TASK TO CARRY OUT: Lay out the lines starting at the one that contains "72, 51, 78]" and ending at the one that contains "370, 151, 374]", both included, as a JSON list of strings with one string per line and blank lines left out. Include no other lines.

------ DATASET EXTRACT

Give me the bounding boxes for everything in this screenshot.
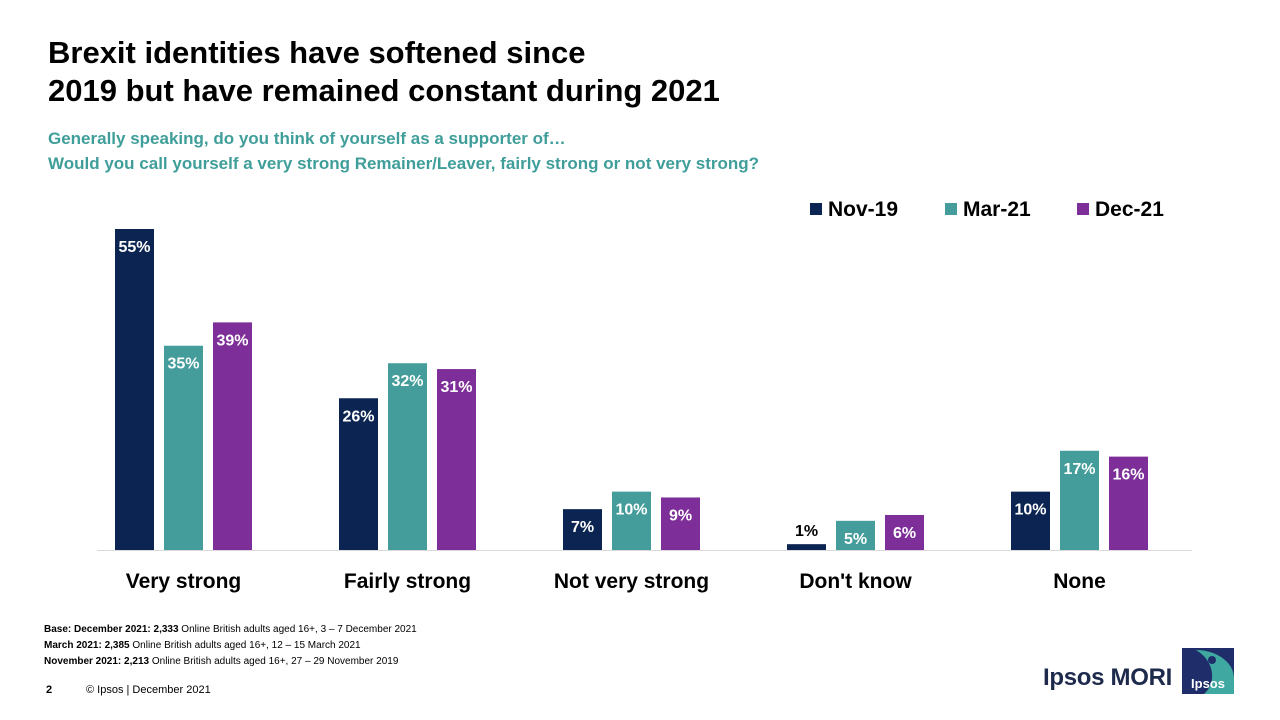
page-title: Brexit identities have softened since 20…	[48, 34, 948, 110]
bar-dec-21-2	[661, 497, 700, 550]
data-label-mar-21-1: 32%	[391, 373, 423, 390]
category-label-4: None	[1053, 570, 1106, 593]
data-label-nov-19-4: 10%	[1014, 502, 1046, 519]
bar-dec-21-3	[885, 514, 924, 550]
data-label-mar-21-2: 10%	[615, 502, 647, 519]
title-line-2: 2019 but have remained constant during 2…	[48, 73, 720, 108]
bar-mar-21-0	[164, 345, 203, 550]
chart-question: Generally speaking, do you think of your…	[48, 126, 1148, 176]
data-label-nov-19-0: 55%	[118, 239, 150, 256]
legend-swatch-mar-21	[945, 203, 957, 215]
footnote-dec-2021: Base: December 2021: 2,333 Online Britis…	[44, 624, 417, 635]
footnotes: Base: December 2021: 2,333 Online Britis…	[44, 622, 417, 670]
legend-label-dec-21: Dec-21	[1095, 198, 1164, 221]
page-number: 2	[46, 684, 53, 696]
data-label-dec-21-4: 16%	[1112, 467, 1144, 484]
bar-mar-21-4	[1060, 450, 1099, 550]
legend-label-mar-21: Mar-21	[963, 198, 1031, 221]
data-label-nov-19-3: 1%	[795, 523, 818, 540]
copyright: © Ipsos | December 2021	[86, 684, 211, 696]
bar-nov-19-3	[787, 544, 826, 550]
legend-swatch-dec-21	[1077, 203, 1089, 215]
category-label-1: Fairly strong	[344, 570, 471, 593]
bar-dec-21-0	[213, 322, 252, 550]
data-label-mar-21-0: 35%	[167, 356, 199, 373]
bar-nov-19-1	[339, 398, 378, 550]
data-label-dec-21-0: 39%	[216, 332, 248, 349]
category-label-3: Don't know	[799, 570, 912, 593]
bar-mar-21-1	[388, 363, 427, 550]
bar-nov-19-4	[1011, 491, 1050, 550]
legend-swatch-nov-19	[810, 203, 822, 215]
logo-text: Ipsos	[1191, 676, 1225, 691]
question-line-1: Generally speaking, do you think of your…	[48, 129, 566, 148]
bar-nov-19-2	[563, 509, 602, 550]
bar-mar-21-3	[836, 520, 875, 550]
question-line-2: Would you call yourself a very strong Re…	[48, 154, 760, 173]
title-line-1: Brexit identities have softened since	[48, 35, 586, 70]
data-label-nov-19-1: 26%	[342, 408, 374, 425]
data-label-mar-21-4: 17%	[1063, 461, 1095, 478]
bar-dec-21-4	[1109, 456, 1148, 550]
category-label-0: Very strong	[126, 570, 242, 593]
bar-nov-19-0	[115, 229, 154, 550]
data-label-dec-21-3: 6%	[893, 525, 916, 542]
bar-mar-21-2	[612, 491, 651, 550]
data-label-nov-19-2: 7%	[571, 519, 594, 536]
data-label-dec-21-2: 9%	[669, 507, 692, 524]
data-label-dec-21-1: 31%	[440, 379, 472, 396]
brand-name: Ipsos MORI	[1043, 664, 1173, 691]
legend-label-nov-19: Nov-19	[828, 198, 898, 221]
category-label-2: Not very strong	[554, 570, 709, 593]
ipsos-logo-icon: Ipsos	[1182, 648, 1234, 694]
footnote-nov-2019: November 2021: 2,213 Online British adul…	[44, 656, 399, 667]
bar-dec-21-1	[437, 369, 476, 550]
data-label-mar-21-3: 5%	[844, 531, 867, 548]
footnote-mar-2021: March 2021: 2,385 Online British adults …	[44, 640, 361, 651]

------------
------ DATASET EXTRACT

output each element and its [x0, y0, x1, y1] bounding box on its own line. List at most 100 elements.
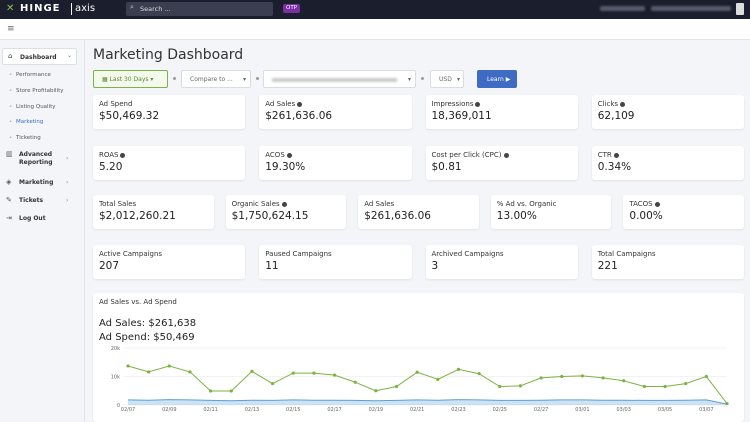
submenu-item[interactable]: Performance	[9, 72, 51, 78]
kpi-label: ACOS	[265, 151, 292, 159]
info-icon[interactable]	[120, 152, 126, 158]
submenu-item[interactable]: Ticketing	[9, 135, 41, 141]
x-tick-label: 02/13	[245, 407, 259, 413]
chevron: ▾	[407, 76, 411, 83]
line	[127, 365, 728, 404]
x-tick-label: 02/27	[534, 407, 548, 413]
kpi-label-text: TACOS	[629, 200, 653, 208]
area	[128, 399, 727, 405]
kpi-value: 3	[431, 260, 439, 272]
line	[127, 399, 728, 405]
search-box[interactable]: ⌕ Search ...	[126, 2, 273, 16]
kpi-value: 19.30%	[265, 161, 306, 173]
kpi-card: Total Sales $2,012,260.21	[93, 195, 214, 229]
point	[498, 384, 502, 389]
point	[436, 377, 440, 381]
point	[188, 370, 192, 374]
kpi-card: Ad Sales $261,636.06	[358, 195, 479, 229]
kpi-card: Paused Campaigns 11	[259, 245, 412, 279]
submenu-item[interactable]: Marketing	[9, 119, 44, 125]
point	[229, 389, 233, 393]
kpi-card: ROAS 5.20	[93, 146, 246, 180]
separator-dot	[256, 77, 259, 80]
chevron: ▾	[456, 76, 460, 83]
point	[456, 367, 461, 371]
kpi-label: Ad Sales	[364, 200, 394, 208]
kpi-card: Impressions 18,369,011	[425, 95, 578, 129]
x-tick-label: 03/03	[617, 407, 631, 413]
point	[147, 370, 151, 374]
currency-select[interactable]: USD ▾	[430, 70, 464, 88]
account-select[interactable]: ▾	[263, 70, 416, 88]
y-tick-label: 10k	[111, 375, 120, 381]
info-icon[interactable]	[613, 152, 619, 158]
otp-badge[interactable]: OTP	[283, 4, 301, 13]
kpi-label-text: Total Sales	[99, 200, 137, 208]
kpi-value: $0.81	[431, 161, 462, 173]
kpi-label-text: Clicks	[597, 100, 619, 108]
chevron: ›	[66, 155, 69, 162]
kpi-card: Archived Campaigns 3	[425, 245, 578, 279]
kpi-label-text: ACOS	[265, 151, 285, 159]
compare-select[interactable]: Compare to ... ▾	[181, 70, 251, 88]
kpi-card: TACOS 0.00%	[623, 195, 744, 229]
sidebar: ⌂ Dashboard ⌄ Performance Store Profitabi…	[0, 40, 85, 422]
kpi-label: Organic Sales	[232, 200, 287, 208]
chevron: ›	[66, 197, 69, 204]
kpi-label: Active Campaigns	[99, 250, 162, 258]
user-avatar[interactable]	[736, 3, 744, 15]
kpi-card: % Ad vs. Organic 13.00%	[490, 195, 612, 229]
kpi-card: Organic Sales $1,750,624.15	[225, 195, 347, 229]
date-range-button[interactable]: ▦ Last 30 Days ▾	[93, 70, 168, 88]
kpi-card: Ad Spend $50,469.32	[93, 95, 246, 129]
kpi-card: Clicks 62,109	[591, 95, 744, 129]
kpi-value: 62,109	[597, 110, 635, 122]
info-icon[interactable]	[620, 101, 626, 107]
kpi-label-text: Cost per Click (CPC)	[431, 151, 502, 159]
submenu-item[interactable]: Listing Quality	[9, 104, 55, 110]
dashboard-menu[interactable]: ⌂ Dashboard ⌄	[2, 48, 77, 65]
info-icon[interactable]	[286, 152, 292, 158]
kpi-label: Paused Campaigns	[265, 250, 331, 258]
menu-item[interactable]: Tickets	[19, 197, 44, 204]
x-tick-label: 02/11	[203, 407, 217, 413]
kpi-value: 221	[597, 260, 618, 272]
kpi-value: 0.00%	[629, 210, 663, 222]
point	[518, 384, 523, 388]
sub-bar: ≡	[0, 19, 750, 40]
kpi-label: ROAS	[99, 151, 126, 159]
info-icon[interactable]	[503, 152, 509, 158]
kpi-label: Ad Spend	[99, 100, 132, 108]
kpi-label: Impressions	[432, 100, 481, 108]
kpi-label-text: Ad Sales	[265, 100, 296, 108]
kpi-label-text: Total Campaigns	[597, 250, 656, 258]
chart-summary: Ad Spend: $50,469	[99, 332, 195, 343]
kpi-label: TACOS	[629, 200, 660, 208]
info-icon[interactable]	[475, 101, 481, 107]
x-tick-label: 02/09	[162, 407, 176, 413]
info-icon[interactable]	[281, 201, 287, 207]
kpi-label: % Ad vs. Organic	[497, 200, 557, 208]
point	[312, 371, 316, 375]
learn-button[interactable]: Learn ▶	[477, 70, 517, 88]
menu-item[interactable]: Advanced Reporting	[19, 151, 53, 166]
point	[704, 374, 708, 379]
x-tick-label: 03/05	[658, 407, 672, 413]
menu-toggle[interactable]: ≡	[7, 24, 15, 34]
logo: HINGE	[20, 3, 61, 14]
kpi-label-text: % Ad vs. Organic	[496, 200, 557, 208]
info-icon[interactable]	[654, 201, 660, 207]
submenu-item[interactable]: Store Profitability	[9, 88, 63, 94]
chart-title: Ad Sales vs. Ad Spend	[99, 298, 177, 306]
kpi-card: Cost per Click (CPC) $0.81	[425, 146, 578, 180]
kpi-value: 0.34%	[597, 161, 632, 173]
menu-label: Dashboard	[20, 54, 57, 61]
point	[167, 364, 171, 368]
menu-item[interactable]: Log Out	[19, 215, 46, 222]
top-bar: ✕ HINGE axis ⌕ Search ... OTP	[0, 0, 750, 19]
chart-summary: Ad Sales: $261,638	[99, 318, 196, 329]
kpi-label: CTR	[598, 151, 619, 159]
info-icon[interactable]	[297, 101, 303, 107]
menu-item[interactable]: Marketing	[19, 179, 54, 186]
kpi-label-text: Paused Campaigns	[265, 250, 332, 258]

------------

RESPONSE FOR THIS EXERCISE:
[
  "submenu-item[interactable]: Performance\t[9, 72, 51, 78]",
  "kpi-label: ACOS\t[265, 151, 292, 159]",
  "info-icon[interactable]\t[120, 152, 126, 158]",
  "submenu-item[interactable]: Ticketing\t[9, 135, 41, 141]",
  "x-tick-label: 02/13\t[245, 407, 259, 413]",
  "chevron: ▾\t[407, 76, 411, 83]",
  "line\t[127, 365, 728, 404]",
  "x-tick-label: 02/27\t[534, 407, 548, 413]",
  "kpi-label-text: TACOS\t[629, 200, 653, 208]",
  "area\t[128, 399, 727, 405]",
  "kpi-value: 3\t[431, 260, 439, 272]",
  "line\t[127, 399, 728, 405]",
  "search-box[interactable]: ⌕ Search ...\t[126, 2, 273, 16]",
  "kpi-value: 19.30%\t[265, 161, 306, 173]",
  "kpi-card: Total Sales $2,012,260.21\t[93, 195, 214, 229]",
  "point\t[498, 384, 502, 389]",
  "point\t[436, 377, 440, 381]",
  "point\t[188, 370, 192, 374]",
  "kpi-card: Ad Sales $261,636.06\t[358, 195, 479, 229]",
  "kpi-card: Paused Campaigns 11\t[259, 245, 412, 279]",
  "submenu-item[interactable]: Marketing\t[9, 119, 44, 125]",
  "point\t[229, 389, 233, 393]",
  "kpi-card: ROAS 5.20\t[93, 146, 246, 180]",
  "separator-dot\t[256, 77, 259, 80]",
  "chevron: ▾\t[456, 76, 460, 83]",
  "point\t[456, 367, 461, 371]",
  "kpi-label: Ad Sales\t[364, 200, 394, 208]",
  "kpi-card: Impressions 18,369,011\t[425, 95, 578, 129]",
  "x-tick-label: 03/03\t[617, 407, 631, 413]",
  "point\t[147, 370, 151, 374]"
]